### What is required
List each line of the data that holds the string "does", please.
— BEGIN Items —
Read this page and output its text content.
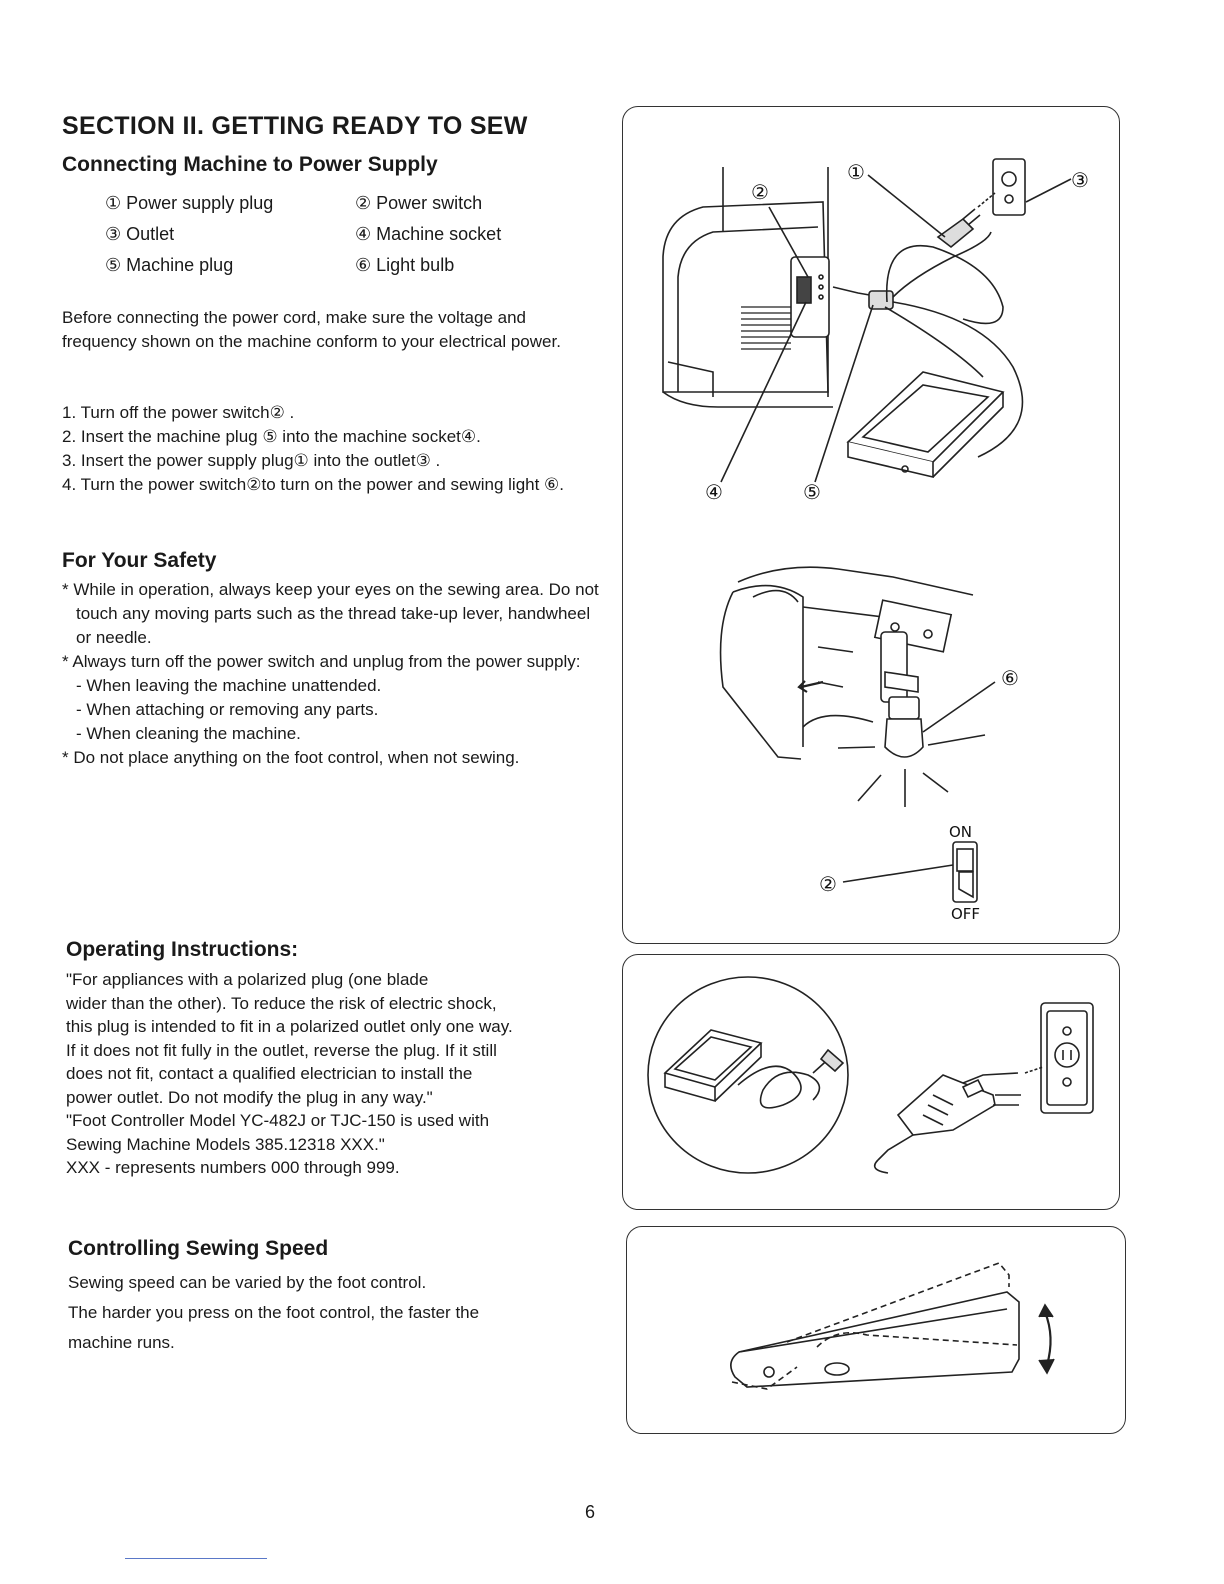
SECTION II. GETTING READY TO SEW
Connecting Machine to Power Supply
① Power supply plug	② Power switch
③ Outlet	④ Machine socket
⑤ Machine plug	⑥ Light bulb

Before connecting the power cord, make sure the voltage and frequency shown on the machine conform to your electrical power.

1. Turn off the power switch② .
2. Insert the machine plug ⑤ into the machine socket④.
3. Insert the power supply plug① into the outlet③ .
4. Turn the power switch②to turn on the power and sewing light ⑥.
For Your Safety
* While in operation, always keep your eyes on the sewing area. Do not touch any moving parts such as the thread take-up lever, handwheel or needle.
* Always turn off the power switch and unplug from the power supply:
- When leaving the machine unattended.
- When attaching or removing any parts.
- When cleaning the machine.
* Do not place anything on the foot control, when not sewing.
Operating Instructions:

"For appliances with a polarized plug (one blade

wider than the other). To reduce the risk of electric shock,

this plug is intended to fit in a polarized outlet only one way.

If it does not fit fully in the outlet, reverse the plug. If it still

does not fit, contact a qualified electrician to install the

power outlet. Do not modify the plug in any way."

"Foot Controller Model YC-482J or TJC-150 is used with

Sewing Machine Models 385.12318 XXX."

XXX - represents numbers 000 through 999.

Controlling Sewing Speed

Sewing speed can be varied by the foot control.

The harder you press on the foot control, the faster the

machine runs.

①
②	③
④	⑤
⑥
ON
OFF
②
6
— END Items —
— BEGIN Items —
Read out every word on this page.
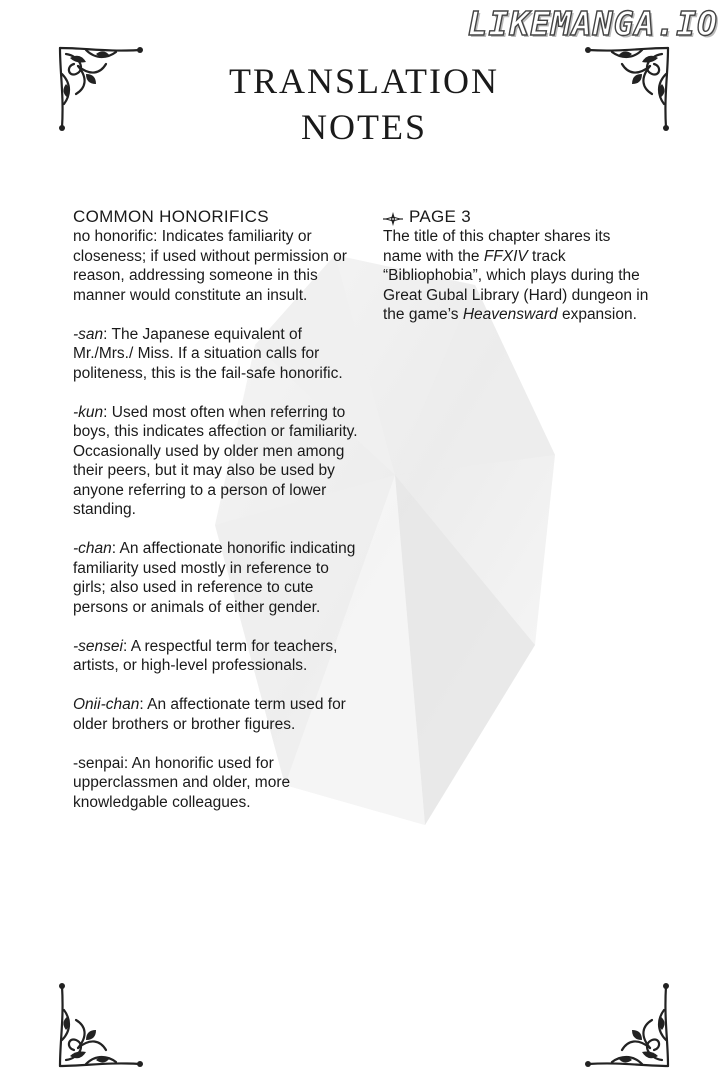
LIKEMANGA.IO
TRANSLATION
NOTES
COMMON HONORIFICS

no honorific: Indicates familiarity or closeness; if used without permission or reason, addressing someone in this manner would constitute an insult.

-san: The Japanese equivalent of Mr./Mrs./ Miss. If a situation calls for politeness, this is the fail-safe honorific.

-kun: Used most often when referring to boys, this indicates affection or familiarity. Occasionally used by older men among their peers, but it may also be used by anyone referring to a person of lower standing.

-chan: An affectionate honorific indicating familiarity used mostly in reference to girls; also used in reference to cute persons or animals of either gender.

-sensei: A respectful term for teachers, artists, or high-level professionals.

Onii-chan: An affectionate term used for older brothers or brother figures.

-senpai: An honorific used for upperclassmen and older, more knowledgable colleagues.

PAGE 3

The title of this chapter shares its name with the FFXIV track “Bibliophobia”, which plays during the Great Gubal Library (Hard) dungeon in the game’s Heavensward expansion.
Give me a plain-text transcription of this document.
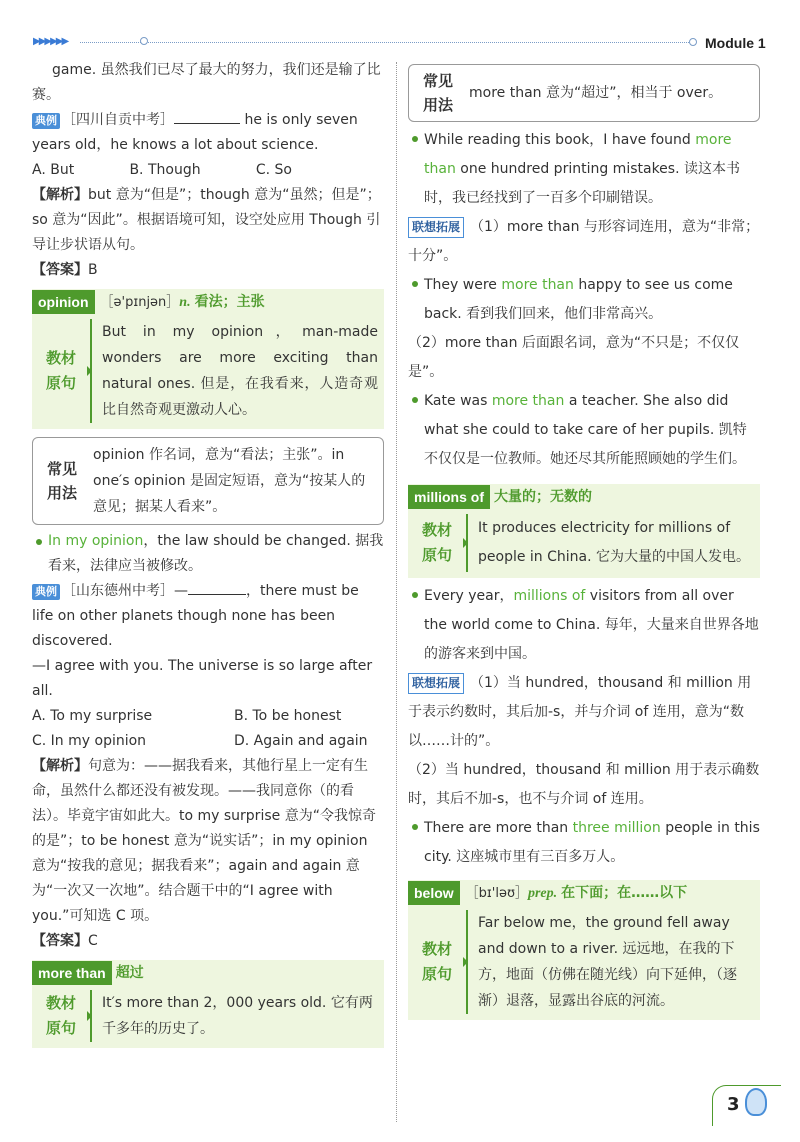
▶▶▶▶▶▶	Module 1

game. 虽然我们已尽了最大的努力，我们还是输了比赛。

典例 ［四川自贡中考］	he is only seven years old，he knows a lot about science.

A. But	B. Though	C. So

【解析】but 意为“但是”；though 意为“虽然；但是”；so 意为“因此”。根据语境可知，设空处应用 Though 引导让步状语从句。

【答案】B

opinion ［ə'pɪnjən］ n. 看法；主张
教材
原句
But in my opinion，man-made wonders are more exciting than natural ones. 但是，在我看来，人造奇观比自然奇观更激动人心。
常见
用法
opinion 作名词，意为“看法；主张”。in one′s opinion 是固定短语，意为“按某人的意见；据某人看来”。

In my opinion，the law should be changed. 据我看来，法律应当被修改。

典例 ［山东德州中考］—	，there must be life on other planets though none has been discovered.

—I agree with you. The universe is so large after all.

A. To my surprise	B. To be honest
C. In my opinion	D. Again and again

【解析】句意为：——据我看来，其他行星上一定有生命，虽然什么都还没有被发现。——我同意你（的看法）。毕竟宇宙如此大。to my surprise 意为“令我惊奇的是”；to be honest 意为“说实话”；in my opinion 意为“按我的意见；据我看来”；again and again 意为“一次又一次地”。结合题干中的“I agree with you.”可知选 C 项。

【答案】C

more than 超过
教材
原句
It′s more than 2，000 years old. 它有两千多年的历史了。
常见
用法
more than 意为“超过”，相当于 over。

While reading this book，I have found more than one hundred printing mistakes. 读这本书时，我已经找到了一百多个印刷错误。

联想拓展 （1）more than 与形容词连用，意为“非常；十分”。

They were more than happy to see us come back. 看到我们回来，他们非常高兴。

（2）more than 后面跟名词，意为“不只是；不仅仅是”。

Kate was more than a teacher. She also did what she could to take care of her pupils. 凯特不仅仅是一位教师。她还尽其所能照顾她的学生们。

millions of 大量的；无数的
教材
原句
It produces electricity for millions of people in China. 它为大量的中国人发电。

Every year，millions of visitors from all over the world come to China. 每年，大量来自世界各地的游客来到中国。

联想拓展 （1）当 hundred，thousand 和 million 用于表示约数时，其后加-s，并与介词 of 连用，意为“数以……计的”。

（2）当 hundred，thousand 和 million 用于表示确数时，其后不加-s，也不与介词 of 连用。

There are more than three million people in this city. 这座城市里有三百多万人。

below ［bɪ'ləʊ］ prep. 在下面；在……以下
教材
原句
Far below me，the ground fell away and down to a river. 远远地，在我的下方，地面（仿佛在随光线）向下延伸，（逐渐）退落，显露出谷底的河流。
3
— END Items —
— BEGIN Items —
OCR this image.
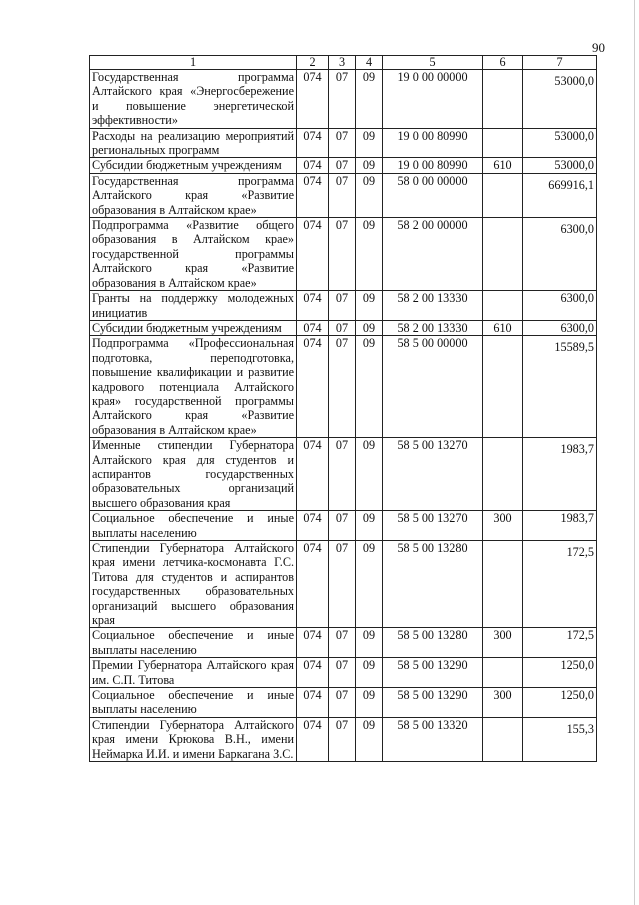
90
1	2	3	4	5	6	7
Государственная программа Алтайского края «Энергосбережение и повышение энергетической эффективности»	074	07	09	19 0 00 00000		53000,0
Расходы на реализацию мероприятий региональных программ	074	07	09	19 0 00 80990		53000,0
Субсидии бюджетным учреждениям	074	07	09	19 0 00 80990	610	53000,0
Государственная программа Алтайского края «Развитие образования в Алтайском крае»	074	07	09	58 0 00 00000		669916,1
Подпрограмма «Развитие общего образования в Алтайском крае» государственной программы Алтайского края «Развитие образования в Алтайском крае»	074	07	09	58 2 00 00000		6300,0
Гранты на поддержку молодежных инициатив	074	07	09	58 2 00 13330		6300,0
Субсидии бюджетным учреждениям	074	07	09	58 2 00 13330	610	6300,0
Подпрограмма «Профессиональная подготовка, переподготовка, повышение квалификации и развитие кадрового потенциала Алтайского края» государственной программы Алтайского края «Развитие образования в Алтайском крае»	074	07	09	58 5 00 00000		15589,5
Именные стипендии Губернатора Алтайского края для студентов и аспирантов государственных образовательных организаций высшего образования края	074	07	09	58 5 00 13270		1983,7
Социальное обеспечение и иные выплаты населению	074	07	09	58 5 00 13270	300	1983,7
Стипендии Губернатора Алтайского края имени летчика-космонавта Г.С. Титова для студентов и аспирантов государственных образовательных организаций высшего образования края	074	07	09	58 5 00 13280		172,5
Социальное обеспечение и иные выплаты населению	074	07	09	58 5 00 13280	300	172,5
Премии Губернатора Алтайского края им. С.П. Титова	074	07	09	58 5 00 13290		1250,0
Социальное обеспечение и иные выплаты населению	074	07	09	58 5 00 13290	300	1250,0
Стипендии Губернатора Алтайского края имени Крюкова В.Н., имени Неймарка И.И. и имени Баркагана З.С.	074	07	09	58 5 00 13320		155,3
— END Items —
### Task solution
If it does not fit fully in the outlet, reverse the plug. If it still
does not fit, contact a qualified electrician to install the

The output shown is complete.